** BEGIN **

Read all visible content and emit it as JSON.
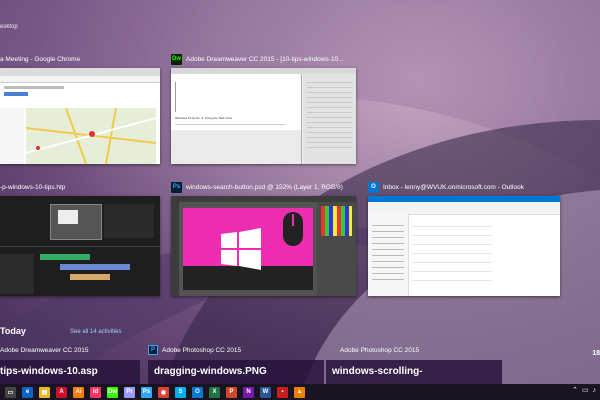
{
  "desktop_label": "esktop",
  "windows": [
    {
      "title": "a Meeting - Google Chrome",
      "icon": "chrome-icon"
    },
    {
      "title": "Adobe Dreamweaver CC 2015 - [10-tips-windows-10...",
      "icon": "dreamweaver-icon",
      "icon_text": "Dw",
      "color": "#35fa00",
      "doc_heading": "Windows 10 tip No. 4: Using the Task View"
    },
    {
      "title": "-p-windows-10-tips.htp",
      "icon": "premiere-icon"
    },
    {
      "title": "windows-search-button.psd @ 152% (Layer 1, RGB/8)",
      "icon": "photoshop-icon",
      "icon_text": "Ps",
      "color": "#31a8ff"
    },
    {
      "title": "Inbox - lenny@WVUK.onmicrosoft.com - Outlook",
      "icon": "outlook-icon",
      "icon_text": "O",
      "color": "#0078d4"
    }
  ],
  "timeline": {
    "heading": "Today",
    "see_all": "See all 14 activities",
    "activities": [
      {
        "app": "Adobe Dreamweaver CC 2015",
        "file": "tips-windows-10.asp",
        "icon": "dreamweaver-icon"
      },
      {
        "app": "Adobe Photoshop CC 2015",
        "file": "dragging-windows.PNG",
        "icon": "photoshop-icon"
      },
      {
        "app": "Adobe Photoshop CC 2015",
        "file": "windows-scrolling-",
        "icon": "photoshop-icon"
      }
    ],
    "edge_date": "18"
  },
  "taskbar": {
    "apps": [
      {
        "name": "task-view-icon",
        "text": "▭",
        "color": "#444"
      },
      {
        "name": "edge-icon",
        "text": "e",
        "color": "#0a64c8"
      },
      {
        "name": "file-explorer-icon",
        "text": "▤",
        "color": "#e6b92b"
      },
      {
        "name": "acrobat-icon",
        "text": "A",
        "color": "#c8102e"
      },
      {
        "name": "illustrator-icon",
        "text": "Ai",
        "color": "#ff7c00"
      },
      {
        "name": "indesign-icon",
        "text": "Id",
        "color": "#ff3366"
      },
      {
        "name": "dreamweaver-icon",
        "text": "Dw",
        "color": "#35fa00"
      },
      {
        "name": "premiere-icon",
        "text": "Pr",
        "color": "#9999ff"
      },
      {
        "name": "photoshop-icon",
        "text": "Ps",
        "color": "#31a8ff"
      },
      {
        "name": "chrome-icon",
        "text": "◉",
        "color": "#db4437"
      },
      {
        "name": "skype-icon",
        "text": "S",
        "color": "#00aff0"
      },
      {
        "name": "outlook-icon",
        "text": "O",
        "color": "#0078d4"
      },
      {
        "name": "excel-icon",
        "text": "X",
        "color": "#217346"
      },
      {
        "name": "powerpoint-icon",
        "text": "P",
        "color": "#d24726"
      },
      {
        "name": "onenote-icon",
        "text": "N",
        "color": "#7719aa"
      },
      {
        "name": "word-icon",
        "text": "W",
        "color": "#2b579a"
      },
      {
        "name": "app-red-icon",
        "text": "▪",
        "color": "#c81e1e"
      },
      {
        "name": "vlc-icon",
        "text": "▲",
        "color": "#f08000"
      }
    ],
    "tray_icons": [
      "chevron-up-icon",
      "network-icon",
      "volume-icon"
    ]
  }
}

** END **

Exactly reproduce the entries above, minus the pictures.

Reply to the exercise:
Read all visible content and emit it as JSON.
{
  "desktop_label": "esktop",
  "windows": [
    {
      "title": "a Meeting - Google Chrome",
      "icon": "chrome-icon"
    },
    {
      "title": "Adobe Dreamweaver CC 2015 - [10-tips-windows-10...",
      "icon": "dreamweaver-icon",
      "icon_text": "Dw",
      "color": "#35fa00",
      "doc_heading": "Windows 10 tip No. 4: Using the Task View"
    },
    {
      "title": "-p-windows-10-tips.htp",
      "icon": "premiere-icon"
    },
    {
      "title": "windows-search-button.psd @ 152% (Layer 1, RGB/8)",
      "icon": "photoshop-icon",
      "icon_text": "Ps",
      "color": "#31a8ff"
    },
    {
      "title": "Inbox - lenny@WVUK.onmicrosoft.com - Outlook",
      "icon": "outlook-icon",
      "icon_text": "O",
      "color": "#0078d4"
    }
  ],
  "timeline": {
    "heading": "Today",
    "see_all": "See all 14 activities",
    "activities": [
      {
        "app": "Adobe Dreamweaver CC 2015",
        "file": "tips-windows-10.asp",
        "icon": "dreamweaver-icon"
      },
      {
        "app": "Adobe Photoshop CC 2015",
        "file": "dragging-windows.PNG",
        "icon": "photoshop-icon"
      },
      {
        "app": "Adobe Photoshop CC 2015",
        "file": "windows-scrolling-",
        "icon": "photoshop-icon"
      }
    ],
    "edge_date": "18"
  },
  "taskbar": {
    "apps": [
      {
        "name": "task-view-icon",
        "text": "▭",
        "color": "#444"
      },
      {
        "name": "edge-icon",
        "text": "e",
        "color": "#0a64c8"
      },
      {
        "name": "file-explorer-icon",
        "text": "▤",
        "color": "#e6b92b"
      },
      {
        "name": "acrobat-icon",
        "text": "A",
        "color": "#c8102e"
      },
      {
        "name": "illustrator-icon",
        "text": "Ai",
        "color": "#ff7c00"
      },
      {
        "name": "indesign-icon",
        "text": "Id",
        "color": "#ff3366"
      },
      {
        "name": "dreamweaver-icon",
        "text": "Dw",
        "color": "#35fa00"
      },
      {
        "name": "premiere-icon",
        "text": "Pr",
        "color": "#9999ff"
      },
      {
        "name": "photoshop-icon",
        "text": "Ps",
        "color": "#31a8ff"
      },
      {
        "name": "chrome-icon",
        "text": "◉",
        "color": "#db4437"
      },
      {
        "name": "skype-icon",
        "text": "S",
        "color": "#00aff0"
      },
      {
        "name": "outlook-icon",
        "text": "O",
        "color": "#0078d4"
      },
      {
        "name": "excel-icon",
        "text": "X",
        "color": "#217346"
      },
      {
        "name": "powerpoint-icon",
        "text": "P",
        "color": "#d24726"
      },
      {
        "name": "onenote-icon",
        "text": "N",
        "color": "#7719aa"
      },
      {
        "name": "word-icon",
        "text": "W",
        "color": "#2b579a"
      },
      {
        "name": "app-red-icon",
        "text": "▪",
        "color": "#c81e1e"
      },
      {
        "name": "vlc-icon",
        "text": "▲",
        "color": "#f08000"
      }
    ],
    "tray_icons": [
      "chevron-up-icon",
      "network-icon",
      "volume-icon"
    ]
  }
}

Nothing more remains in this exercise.